| Extracted text |
Note: The evaluation function you’re writing is evaluating state-action pairs (i.e., how good is it to perform this action in this state); in later parts of the project, you’ll be evaluating states (i.e., how good is it to be in this state).
Options: Default ghosts are random; you can also play for fun with slightly smarter directional ghosts using -g DirectionalGhost. If the randomness is preventing you from telling whether your agent is improv-ing, you can use -f to run with a fixed random seed (same random choices every game). You can also play multiple games in a row with -n. Turn off graphics with -q to run lots of games quickly.
To test with the autograder, you may run:
python autograder.py -q q1
Question 2: Minimax (10 points)
Here you will implement a minimax search agent for the game of Pacman. The function getAction in the MinimaxAgent class can be found in multiAgents.py. Your minimax search must work with any number of ghosts. Your search tree will consist of multiple layers – a max layer for Pacman, and a min layer for each ghost. For instance, for a game with 3 ghosts, a search of depth 1 will consists of 4 levels in the search tree – one for Pacman, and then one for each of the ghosts.
Score the leaves of your minimax tree with the supplied self.evaluationFunction, which defaults to scoreEvaluationFunction. You shouldn’t change this function now, but recognize that now we’re eval-uating *states* rather than actions, as we were for the reflex agent. Look-ahead agents evaluate future states whereas reflex agents evaluate actions from the current state.
You will have to implement a depth-bound specified in self.depth, so the leaves of your minimax tree could be either terminal or non-terminal nodes. Terminal nodes are nodes where either gameState.isWin() or gameState.isLose() is true. However, the leaves of your tree search might also be non-terminal nodes. You can run your MinimaxAgent on a game of Pacman by running the following command:
python pacman.py -p MinimaxAgent -l minimaxClassic -a depth=3
To test with the autograder, you may run:
python autograder.py -q q2
Hints and Observations
The correct implementation of minimax will lead to Pacman losing the game in some tests. This is not a problem: as it is correct behaviour, it will pass the tests.
Pacman is always agent 0, and the agents move in order of increasing agent index.
All states in minimax should be GameStates, either passed in to getAction or generated via GameS-tate.generateSuccessor. In this project, you will not be abstracting to simplified states.
On larger boards such as openClassic and mediumClassic (the default), you’ll find Pacman to be good at not dying, but quite bad at winning. He’ll often thrash around without making progress. Don’t worry if you see this behavior, Q4 and Q5 will clean up these issues.
Explorative questions – to submit (2 points):
Note that Pacman will have suicidal tendencies when playing in situations where death is imminent. Why do you think this is the case? Briefly explain in one or two sentences. (2 points total)
Question 3: Alpha-Beta Pruning (10 points)

| Directive A |
In the Pacman text, which agent index does Pacman always have?

| Provided information |
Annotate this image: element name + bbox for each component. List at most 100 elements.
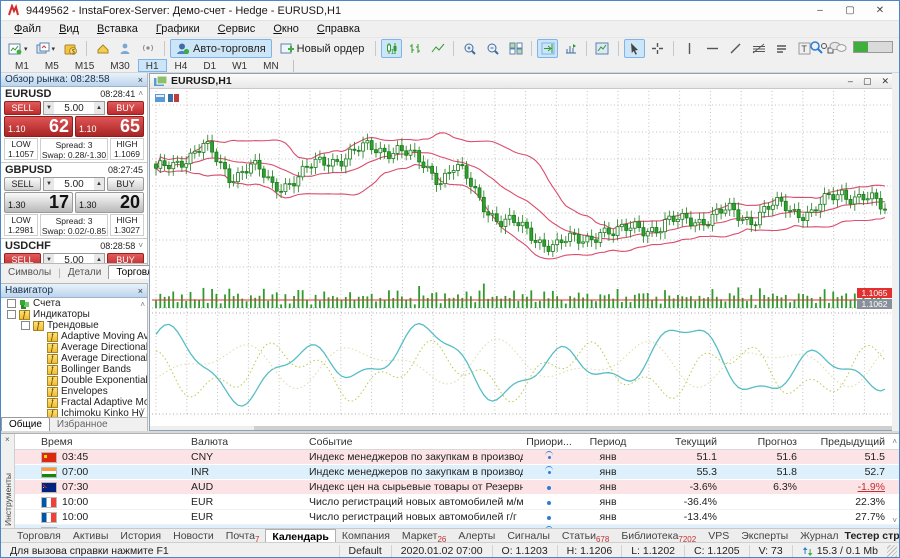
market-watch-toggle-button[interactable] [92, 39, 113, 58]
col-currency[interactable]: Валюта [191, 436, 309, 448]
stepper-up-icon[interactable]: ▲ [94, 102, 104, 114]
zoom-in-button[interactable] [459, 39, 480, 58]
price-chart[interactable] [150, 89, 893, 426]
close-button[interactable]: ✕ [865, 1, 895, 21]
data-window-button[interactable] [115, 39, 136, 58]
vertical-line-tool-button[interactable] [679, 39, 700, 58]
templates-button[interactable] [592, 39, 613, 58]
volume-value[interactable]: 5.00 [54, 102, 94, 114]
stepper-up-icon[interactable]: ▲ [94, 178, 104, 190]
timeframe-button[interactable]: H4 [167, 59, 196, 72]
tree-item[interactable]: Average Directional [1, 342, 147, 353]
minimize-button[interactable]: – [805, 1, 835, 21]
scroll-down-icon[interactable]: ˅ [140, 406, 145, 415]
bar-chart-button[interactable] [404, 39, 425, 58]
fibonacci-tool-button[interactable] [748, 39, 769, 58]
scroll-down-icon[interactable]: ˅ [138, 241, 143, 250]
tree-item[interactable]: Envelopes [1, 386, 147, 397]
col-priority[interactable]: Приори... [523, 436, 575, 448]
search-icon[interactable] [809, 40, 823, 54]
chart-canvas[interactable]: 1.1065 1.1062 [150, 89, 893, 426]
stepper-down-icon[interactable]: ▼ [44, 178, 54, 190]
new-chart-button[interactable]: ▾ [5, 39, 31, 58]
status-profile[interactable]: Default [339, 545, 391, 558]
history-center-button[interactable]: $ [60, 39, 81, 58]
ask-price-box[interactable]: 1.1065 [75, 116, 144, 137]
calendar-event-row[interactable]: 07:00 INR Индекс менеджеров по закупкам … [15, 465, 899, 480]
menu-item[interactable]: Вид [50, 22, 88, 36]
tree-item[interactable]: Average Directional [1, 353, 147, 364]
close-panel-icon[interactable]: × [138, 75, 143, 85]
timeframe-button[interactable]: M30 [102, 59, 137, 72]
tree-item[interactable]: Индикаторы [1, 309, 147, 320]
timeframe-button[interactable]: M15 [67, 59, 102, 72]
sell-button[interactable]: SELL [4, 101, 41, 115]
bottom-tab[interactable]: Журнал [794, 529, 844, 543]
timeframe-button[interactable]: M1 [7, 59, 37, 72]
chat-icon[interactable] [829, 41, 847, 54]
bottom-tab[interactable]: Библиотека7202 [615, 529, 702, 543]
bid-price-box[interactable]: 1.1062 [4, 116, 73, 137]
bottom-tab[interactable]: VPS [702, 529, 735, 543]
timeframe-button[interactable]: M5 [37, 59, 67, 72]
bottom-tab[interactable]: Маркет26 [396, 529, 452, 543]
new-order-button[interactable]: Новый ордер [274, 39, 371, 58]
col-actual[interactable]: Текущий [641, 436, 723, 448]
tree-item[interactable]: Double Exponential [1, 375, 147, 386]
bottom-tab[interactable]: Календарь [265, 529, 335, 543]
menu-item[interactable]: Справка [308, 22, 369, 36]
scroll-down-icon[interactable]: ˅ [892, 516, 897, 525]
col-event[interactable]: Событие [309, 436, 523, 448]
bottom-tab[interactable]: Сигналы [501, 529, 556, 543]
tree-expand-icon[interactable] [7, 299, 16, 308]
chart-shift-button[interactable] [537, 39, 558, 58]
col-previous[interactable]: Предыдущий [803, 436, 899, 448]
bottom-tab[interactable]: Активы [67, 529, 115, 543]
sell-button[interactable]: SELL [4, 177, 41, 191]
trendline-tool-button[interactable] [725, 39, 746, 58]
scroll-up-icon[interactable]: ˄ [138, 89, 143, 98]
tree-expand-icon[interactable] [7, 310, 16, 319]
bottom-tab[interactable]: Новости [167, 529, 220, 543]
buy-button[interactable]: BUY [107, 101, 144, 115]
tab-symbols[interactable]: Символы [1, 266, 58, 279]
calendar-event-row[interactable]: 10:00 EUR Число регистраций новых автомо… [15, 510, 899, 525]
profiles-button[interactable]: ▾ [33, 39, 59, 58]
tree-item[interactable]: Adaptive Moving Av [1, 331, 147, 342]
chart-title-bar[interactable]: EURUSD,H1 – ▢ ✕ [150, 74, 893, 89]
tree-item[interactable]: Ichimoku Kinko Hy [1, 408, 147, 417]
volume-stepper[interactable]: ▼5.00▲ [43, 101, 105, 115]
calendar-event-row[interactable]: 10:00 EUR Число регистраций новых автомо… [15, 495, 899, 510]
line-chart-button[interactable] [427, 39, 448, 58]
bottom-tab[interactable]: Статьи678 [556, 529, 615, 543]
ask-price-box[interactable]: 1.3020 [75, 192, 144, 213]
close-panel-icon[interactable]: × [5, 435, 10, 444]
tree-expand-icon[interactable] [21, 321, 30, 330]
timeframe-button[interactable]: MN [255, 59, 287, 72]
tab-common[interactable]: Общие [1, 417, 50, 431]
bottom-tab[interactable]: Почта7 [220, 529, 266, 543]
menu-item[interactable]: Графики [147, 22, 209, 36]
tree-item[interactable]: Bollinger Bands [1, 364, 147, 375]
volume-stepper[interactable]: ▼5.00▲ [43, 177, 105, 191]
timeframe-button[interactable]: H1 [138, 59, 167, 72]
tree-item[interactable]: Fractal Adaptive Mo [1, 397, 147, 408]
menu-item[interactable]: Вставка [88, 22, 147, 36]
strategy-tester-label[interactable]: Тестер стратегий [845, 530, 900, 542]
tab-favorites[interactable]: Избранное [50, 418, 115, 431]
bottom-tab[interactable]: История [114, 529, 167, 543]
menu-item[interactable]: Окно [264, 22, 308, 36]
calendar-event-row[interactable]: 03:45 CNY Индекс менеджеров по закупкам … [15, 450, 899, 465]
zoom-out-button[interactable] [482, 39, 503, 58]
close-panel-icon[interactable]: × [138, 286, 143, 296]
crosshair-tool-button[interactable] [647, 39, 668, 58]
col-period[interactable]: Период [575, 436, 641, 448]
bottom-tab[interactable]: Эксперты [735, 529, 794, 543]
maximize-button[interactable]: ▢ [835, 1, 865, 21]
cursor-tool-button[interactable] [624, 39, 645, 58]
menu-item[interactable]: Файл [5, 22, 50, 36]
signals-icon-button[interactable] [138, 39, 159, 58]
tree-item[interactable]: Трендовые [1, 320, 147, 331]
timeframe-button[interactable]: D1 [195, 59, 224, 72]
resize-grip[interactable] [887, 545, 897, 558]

| Directive B |
Please return these lines of the records verbatim, from the line with "market-watch-toggle-button[interactable] [92, 39, 113, 58]" up to and including the line with "menu-item[interactable]: Вид [50, 22, 88, 36]".

| Response A |
Pacman is always agent 0.

| Response B |
market-watch-toggle-button[interactable] [92, 39, 113, 58]
col-currency[interactable]: Валюта [191, 436, 309, 448]
stepper-up-icon[interactable]: ▲ [94, 102, 104, 114]
zoom-in-button[interactable] [459, 39, 480, 58]
price-chart[interactable] [150, 89, 893, 426]
close-button[interactable]: ✕ [865, 1, 895, 21]
data-window-button[interactable] [115, 39, 136, 58]
vertical-line-tool-button[interactable] [679, 39, 700, 58]
templates-button[interactable] [592, 39, 613, 58]
volume-value[interactable]: 5.00 [54, 102, 94, 114]
stepper-up-icon[interactable]: ▲ [94, 178, 104, 190]
timeframe-button[interactable]: H4 [167, 59, 196, 72]
tree-item[interactable]: Average Directional [1, 342, 147, 353]
minimize-button[interactable]: – [805, 1, 835, 21]
scroll-down-icon[interactable]: ˅ [140, 406, 145, 415]
bar-chart-button[interactable] [404, 39, 425, 58]
fibonacci-tool-button[interactable] [748, 39, 769, 58]
scroll-down-icon[interactable]: ˅ [138, 241, 143, 250]
tree-item[interactable]: Envelopes [1, 386, 147, 397]
col-priority[interactable]: Приори... [523, 436, 575, 448]
search-icon[interactable] [809, 40, 823, 54]
chart-canvas[interactable]: 1.1065 1.1062 [150, 89, 893, 426]
stepper-down-icon[interactable]: ▼ [44, 178, 54, 190]
new-chart-button[interactable]: ▾ [5, 39, 31, 58]
status-profile[interactable]: Default [339, 545, 391, 558]
history-center-button[interactable]: $ [60, 39, 81, 58]
ask-price-box[interactable]: 1.1065 [75, 116, 144, 137]
calendar-event-row[interactable]: 07:00 INR Индекс менеджеров по закупкам … [15, 465, 899, 480]
menu-item[interactable]: Вид [50, 22, 88, 36]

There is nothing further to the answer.